● Exercise aim
Below are the records; locate each line with the word "value" and copy it.

● Input
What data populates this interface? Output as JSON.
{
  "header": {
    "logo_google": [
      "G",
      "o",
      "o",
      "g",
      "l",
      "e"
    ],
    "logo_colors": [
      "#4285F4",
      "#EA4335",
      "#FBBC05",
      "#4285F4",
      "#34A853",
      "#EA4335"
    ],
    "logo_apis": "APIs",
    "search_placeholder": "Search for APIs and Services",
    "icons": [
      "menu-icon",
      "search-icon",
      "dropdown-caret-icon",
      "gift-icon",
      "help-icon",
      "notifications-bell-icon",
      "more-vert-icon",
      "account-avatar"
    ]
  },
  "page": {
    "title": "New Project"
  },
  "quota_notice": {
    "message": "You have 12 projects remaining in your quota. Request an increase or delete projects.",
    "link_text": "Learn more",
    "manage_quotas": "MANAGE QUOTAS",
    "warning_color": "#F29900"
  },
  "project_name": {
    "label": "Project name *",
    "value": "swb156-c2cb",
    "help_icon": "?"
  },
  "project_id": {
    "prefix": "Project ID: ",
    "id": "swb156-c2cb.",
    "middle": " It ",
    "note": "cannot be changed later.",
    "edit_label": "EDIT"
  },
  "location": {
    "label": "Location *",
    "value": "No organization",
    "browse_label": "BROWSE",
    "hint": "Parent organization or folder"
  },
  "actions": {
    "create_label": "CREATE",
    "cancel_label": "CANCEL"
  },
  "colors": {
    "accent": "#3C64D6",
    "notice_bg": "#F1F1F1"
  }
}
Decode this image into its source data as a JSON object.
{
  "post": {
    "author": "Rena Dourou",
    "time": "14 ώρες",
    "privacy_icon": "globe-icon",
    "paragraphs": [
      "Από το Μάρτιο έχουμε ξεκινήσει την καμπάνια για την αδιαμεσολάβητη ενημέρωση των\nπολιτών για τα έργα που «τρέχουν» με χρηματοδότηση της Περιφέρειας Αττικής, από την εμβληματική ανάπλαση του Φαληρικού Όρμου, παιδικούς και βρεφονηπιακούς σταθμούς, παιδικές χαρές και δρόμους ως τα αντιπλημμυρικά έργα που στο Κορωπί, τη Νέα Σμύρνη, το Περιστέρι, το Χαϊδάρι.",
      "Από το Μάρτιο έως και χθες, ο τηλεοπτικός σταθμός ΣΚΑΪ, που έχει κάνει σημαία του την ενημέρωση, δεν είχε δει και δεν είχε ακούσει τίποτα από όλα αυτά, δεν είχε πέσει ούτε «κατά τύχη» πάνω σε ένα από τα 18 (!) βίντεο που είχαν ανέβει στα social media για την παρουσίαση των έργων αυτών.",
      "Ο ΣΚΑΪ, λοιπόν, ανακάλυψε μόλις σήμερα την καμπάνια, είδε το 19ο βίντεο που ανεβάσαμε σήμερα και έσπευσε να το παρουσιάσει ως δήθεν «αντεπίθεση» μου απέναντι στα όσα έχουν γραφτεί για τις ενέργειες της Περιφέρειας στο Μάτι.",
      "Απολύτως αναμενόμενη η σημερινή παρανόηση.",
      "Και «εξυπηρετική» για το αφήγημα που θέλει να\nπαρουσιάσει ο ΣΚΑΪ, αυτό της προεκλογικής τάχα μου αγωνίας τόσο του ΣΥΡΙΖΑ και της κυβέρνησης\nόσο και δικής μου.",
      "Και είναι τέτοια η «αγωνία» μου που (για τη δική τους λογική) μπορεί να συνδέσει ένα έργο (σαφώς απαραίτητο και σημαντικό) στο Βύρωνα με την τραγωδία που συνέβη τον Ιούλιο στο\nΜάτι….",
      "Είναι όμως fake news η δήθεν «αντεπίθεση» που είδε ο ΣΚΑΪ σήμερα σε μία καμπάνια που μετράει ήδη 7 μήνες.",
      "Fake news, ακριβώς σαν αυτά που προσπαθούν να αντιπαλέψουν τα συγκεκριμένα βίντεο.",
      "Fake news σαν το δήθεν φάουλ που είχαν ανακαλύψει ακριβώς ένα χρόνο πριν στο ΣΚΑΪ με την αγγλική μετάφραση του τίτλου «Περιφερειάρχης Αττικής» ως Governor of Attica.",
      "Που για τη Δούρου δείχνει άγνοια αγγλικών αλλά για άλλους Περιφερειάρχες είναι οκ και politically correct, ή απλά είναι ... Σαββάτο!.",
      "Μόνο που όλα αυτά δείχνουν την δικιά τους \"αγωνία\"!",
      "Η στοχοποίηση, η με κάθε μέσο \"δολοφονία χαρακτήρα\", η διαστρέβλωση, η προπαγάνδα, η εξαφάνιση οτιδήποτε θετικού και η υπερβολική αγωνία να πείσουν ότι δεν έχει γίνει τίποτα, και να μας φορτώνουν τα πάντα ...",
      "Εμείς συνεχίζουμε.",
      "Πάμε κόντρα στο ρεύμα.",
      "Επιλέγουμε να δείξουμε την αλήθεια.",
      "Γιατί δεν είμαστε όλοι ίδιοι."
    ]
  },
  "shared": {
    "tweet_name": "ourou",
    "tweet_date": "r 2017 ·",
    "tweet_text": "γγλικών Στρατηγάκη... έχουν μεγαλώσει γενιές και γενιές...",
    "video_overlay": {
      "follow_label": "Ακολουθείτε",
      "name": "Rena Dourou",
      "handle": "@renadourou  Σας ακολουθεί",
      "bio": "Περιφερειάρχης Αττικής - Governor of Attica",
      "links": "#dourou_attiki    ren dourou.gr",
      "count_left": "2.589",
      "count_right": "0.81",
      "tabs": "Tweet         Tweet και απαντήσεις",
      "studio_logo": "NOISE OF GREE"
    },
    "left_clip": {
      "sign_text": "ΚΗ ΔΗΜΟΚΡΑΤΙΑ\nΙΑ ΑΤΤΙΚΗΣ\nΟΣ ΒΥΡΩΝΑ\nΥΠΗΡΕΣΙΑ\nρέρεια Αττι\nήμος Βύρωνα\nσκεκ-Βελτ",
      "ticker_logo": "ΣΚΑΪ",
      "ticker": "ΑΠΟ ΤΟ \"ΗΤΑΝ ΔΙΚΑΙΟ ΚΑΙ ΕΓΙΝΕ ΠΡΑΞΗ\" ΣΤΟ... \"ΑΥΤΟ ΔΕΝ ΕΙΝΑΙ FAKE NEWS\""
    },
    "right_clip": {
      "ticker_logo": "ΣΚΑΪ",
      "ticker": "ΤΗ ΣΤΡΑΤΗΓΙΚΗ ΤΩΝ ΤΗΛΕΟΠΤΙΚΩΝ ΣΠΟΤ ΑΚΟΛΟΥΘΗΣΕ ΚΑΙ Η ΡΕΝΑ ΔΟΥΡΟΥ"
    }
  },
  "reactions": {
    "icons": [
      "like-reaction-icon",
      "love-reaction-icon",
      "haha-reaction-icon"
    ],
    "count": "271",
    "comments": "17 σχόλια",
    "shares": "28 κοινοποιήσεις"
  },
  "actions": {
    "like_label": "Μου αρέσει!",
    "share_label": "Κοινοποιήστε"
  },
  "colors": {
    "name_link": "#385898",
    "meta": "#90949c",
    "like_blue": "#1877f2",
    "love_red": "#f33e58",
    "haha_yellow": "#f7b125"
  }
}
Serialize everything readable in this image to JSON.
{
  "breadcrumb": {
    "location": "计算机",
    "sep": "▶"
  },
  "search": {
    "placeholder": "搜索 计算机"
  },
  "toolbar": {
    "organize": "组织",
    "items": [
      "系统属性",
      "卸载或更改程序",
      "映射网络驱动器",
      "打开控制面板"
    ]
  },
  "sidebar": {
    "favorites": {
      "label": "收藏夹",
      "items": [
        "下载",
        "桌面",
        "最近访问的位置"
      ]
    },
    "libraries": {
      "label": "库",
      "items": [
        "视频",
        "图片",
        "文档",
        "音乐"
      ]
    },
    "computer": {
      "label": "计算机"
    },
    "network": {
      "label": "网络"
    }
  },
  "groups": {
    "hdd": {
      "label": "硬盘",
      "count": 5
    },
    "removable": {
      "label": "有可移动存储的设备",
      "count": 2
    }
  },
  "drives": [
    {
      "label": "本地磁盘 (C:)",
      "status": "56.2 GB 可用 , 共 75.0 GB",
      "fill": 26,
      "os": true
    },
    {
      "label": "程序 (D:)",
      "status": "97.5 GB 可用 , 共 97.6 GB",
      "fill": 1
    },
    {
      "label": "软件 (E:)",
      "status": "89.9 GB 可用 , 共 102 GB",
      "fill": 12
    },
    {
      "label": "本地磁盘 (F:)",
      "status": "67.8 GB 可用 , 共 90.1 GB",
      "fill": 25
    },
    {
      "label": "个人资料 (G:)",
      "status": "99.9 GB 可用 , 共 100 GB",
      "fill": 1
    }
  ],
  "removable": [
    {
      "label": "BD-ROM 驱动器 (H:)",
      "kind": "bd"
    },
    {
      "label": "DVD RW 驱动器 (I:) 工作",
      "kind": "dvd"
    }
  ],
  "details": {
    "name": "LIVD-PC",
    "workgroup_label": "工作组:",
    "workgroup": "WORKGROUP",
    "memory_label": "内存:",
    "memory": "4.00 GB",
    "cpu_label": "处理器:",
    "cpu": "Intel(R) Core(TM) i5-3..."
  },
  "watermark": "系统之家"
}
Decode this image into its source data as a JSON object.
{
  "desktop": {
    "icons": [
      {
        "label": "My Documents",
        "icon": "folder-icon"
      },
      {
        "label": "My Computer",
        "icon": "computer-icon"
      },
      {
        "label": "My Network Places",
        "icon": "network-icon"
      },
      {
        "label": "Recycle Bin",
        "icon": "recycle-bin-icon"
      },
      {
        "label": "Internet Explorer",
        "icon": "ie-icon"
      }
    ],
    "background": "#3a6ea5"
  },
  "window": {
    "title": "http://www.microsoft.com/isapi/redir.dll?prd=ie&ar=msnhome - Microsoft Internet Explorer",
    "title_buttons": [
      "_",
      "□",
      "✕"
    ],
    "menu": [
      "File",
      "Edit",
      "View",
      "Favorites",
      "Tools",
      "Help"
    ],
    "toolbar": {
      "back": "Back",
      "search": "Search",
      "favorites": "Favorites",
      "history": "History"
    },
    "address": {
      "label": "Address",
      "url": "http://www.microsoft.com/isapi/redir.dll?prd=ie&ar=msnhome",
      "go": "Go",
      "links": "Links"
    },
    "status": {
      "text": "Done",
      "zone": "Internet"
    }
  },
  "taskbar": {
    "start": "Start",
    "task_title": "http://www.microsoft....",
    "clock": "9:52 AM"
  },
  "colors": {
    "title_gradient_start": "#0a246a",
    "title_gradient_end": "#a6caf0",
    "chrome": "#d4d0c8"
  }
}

● Solution
    "value": "swb156-c2cb",
    "value": "No organization",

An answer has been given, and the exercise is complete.